(Records that describe figures)
==========

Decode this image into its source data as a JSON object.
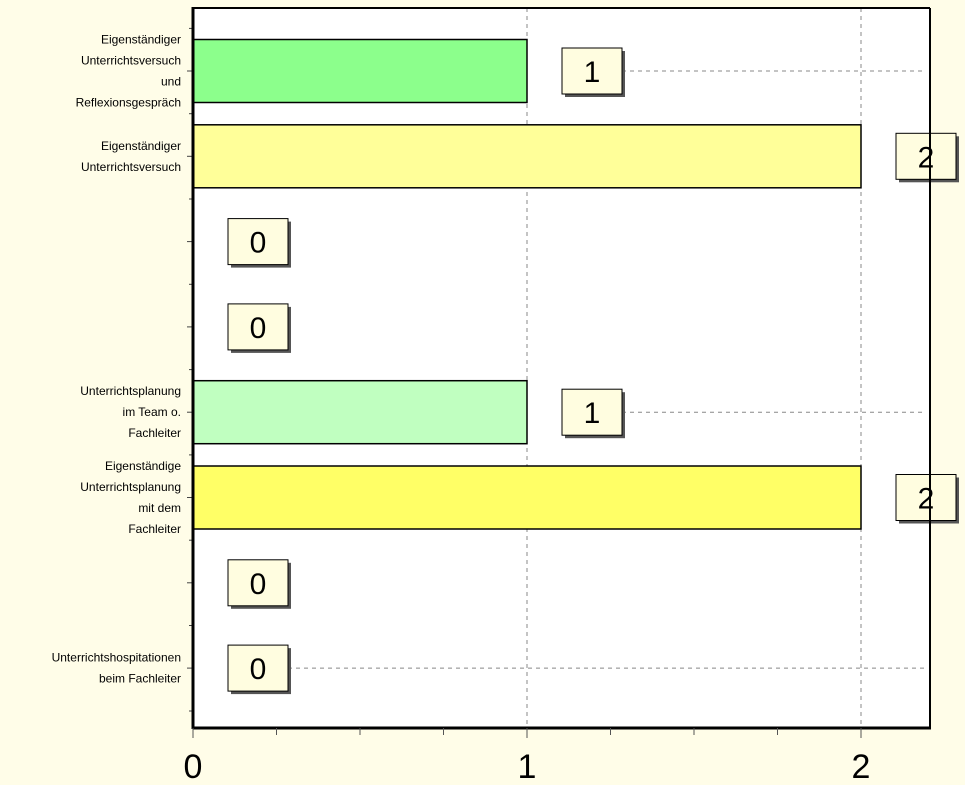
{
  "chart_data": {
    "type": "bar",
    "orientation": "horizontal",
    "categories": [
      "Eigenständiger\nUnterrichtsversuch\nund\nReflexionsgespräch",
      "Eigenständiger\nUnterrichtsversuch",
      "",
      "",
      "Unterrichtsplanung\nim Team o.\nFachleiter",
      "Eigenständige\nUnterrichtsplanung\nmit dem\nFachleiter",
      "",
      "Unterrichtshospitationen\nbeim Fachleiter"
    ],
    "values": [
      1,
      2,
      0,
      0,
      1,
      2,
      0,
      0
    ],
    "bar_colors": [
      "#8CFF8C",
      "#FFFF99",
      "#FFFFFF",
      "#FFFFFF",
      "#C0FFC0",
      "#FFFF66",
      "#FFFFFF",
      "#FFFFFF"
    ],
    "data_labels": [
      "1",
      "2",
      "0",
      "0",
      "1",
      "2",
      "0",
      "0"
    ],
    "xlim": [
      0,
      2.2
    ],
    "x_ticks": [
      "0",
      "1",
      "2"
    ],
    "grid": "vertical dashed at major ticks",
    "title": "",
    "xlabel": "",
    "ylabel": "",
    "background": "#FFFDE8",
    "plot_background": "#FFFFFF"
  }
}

==========

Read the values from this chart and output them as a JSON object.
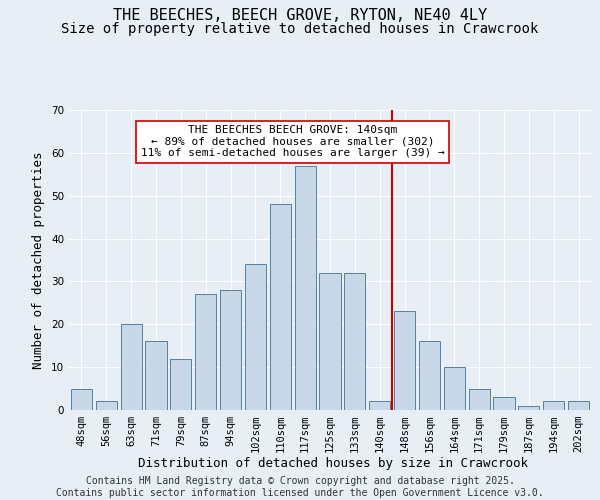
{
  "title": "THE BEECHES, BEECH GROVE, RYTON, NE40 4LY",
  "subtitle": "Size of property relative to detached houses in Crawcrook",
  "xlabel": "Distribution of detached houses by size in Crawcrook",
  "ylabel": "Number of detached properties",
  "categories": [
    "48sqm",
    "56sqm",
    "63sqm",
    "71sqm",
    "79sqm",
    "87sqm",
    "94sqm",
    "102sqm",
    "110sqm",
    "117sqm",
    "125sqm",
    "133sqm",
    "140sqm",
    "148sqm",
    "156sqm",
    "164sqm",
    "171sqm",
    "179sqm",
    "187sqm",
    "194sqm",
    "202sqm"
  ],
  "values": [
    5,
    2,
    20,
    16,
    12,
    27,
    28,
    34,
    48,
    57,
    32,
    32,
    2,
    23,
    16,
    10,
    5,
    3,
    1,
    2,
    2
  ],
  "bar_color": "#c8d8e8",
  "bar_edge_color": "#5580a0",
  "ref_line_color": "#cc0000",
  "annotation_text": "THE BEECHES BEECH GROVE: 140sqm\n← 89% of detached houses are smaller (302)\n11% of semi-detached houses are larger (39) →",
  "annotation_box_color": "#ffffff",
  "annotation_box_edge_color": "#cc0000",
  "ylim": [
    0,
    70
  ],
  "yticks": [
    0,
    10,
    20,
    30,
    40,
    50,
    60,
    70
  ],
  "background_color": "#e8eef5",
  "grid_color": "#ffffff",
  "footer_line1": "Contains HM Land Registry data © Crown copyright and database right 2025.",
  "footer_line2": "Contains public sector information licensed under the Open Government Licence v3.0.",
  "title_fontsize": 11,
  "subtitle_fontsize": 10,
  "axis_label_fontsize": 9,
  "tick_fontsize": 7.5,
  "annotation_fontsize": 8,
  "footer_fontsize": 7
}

==========

## What you need to do
Locate all lines in the listing above with the word "houses" and copy them.

## Complete response
  "subtitle": "Size of property relative to detached houses in Crawcrook",
  "xlabel": "Distribution of detached houses by size in Crawcrook",
  "annotation_text": "THE BEECHES BEECH GROVE: 140sqm\n← 89% of detached houses are smaller (302)\n11% of semi-detached houses are larger (39) →",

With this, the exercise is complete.